Given exercise: Extract the listing below in full, unchanged.
— Begin Records to process —
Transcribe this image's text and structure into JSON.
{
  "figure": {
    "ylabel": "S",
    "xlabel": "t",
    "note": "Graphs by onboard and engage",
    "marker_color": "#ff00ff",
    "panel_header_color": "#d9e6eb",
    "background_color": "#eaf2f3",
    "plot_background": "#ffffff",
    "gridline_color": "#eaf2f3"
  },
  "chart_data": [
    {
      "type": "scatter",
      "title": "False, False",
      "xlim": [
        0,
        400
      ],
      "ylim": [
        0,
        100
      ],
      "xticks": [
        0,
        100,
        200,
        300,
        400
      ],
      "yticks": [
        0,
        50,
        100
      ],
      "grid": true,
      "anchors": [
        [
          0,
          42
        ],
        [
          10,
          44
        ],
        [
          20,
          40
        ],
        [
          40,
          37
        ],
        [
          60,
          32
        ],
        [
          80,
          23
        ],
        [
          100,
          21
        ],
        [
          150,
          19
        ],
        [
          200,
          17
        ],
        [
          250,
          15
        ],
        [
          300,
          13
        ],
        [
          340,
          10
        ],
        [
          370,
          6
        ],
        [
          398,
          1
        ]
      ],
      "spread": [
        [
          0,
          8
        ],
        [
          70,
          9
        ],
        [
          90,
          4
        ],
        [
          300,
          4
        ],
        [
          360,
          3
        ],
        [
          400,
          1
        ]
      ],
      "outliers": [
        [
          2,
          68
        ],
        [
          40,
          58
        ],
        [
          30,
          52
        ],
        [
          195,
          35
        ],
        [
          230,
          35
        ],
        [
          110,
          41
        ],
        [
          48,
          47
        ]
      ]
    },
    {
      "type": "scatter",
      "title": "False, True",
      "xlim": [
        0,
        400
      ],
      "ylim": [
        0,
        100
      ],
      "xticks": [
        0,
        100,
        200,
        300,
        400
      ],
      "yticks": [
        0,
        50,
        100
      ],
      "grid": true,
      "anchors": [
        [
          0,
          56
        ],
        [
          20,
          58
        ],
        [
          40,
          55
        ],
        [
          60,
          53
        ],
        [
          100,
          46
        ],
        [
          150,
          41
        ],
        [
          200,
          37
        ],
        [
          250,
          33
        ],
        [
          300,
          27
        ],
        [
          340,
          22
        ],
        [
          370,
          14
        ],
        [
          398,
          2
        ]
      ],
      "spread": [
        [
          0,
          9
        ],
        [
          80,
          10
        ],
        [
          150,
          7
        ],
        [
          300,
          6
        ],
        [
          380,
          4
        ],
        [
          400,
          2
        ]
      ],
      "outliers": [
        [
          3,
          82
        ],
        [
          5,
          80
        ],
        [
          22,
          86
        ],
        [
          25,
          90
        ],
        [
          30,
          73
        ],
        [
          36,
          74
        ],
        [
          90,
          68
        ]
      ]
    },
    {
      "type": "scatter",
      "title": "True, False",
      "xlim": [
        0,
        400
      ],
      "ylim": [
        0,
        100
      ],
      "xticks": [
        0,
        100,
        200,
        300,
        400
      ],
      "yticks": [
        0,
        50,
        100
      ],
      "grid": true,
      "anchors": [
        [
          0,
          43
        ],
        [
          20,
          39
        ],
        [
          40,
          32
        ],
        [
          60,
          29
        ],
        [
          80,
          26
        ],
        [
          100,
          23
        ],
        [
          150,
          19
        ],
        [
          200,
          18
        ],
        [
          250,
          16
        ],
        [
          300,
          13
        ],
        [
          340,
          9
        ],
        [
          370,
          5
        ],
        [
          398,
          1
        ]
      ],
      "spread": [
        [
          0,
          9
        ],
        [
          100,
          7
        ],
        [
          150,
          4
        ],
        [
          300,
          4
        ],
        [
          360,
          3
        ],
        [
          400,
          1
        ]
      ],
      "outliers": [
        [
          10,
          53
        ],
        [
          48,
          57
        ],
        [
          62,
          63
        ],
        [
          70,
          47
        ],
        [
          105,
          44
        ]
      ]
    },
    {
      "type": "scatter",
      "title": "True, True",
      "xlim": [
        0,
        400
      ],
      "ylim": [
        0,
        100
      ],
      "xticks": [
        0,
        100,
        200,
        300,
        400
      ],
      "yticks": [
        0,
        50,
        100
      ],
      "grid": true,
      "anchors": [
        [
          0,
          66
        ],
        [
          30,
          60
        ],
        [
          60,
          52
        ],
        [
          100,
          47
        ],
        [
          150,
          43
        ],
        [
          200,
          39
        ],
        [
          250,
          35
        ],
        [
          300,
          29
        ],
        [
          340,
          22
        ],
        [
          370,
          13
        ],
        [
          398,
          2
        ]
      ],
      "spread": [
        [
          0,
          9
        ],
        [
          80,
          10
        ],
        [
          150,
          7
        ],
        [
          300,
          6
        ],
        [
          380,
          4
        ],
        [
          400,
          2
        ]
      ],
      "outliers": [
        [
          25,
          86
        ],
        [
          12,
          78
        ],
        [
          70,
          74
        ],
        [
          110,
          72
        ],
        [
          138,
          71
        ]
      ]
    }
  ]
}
— End Records to process —
Solution:
Transcribe this image's text and structure into JSON.
{
  "figure": {
    "ylabel": "S",
    "xlabel": "t",
    "note": "Graphs by onboard and engage",
    "marker_color": "#ff00ff",
    "panel_header_color": "#d9e6eb",
    "background_color": "#eaf2f3",
    "plot_background": "#ffffff",
    "gridline_color": "#eaf2f3"
  },
  "chart_data": [
    {
      "type": "scatter",
      "title": "False, False",
      "xlim": [
        0,
        400
      ],
      "ylim": [
        0,
        100
      ],
      "xticks": [
        0,
        100,
        200,
        300,
        400
      ],
      "yticks": [
        0,
        50,
        100
      ],
      "grid": true,
      "anchors": [
        [
          0,
          42
        ],
        [
          10,
          44
        ],
        [
          20,
          40
        ],
        [
          40,
          37
        ],
        [
          60,
          32
        ],
        [
          80,
          23
        ],
        [
          100,
          21
        ],
        [
          150,
          19
        ],
        [
          200,
          17
        ],
        [
          250,
          15
        ],
        [
          300,
          13
        ],
        [
          340,
          10
        ],
        [
          370,
          6
        ],
        [
          398,
          1
        ]
      ],
      "spread": [
        [
          0,
          8
        ],
        [
          70,
          9
        ],
        [
          90,
          4
        ],
        [
          300,
          4
        ],
        [
          360,
          3
        ],
        [
          400,
          1
        ]
      ],
      "outliers": [
        [
          2,
          68
        ],
        [
          40,
          58
        ],
        [
          30,
          52
        ],
        [
          195,
          35
        ],
        [
          230,
          35
        ],
        [
          110,
          41
        ],
        [
          48,
          47
        ]
      ]
    },
    {
      "type": "scatter",
      "title": "False, True",
      "xlim": [
        0,
        400
      ],
      "ylim": [
        0,
        100
      ],
      "xticks": [
        0,
        100,
        200,
        300,
        400
      ],
      "yticks": [
        0,
        50,
        100
      ],
      "grid": true,
      "anchors": [
        [
          0,
          56
        ],
        [
          20,
          58
        ],
        [
          40,
          55
        ],
        [
          60,
          53
        ],
        [
          100,
          46
        ],
        [
          150,
          41
        ],
        [
          200,
          37
        ],
        [
          250,
          33
        ],
        [
          300,
          27
        ],
        [
          340,
          22
        ],
        [
          370,
          14
        ],
        [
          398,
          2
        ]
      ],
      "spread": [
        [
          0,
          9
        ],
        [
          80,
          10
        ],
        [
          150,
          7
        ],
        [
          300,
          6
        ],
        [
          380,
          4
        ],
        [
          400,
          2
        ]
      ],
      "outliers": [
        [
          3,
          82
        ],
        [
          5,
          80
        ],
        [
          22,
          86
        ],
        [
          25,
          90
        ],
        [
          30,
          73
        ],
        [
          36,
          74
        ],
        [
          90,
          68
        ]
      ]
    },
    {
      "type": "scatter",
      "title": "True, False",
      "xlim": [
        0,
        400
      ],
      "ylim": [
        0,
        100
      ],
      "xticks": [
        0,
        100,
        200,
        300,
        400
      ],
      "yticks": [
        0,
        50,
        100
      ],
      "grid": true,
      "anchors": [
        [
          0,
          43
        ],
        [
          20,
          39
        ],
        [
          40,
          32
        ],
        [
          60,
          29
        ],
        [
          80,
          26
        ],
        [
          100,
          23
        ],
        [
          150,
          19
        ],
        [
          200,
          18
        ],
        [
          250,
          16
        ],
        [
          300,
          13
        ],
        [
          340,
          9
        ],
        [
          370,
          5
        ],
        [
          398,
          1
        ]
      ],
      "spread": [
        [
          0,
          9
        ],
        [
          100,
          7
        ],
        [
          150,
          4
        ],
        [
          300,
          4
        ],
        [
          360,
          3
        ],
        [
          400,
          1
        ]
      ],
      "outliers": [
        [
          10,
          53
        ],
        [
          48,
          57
        ],
        [
          62,
          63
        ],
        [
          70,
          47
        ],
        [
          105,
          44
        ]
      ]
    },
    {
      "type": "scatter",
      "title": "True, True",
      "xlim": [
        0,
        400
      ],
      "ylim": [
        0,
        100
      ],
      "xticks": [
        0,
        100,
        200,
        300,
        400
      ],
      "yticks": [
        0,
        50,
        100
      ],
      "grid": true,
      "anchors": [
        [
          0,
          66
        ],
        [
          30,
          60
        ],
        [
          60,
          52
        ],
        [
          100,
          47
        ],
        [
          150,
          43
        ],
        [
          200,
          39
        ],
        [
          250,
          35
        ],
        [
          300,
          29
        ],
        [
          340,
          22
        ],
        [
          370,
          13
        ],
        [
          398,
          2
        ]
      ],
      "spread": [
        [
          0,
          9
        ],
        [
          80,
          10
        ],
        [
          150,
          7
        ],
        [
          300,
          6
        ],
        [
          380,
          4
        ],
        [
          400,
          2
        ]
      ],
      "outliers": [
        [
          25,
          86
        ],
        [
          12,
          78
        ],
        [
          70,
          74
        ],
        [
          110,
          72
        ],
        [
          138,
          71
        ]
      ]
    }
  ]
}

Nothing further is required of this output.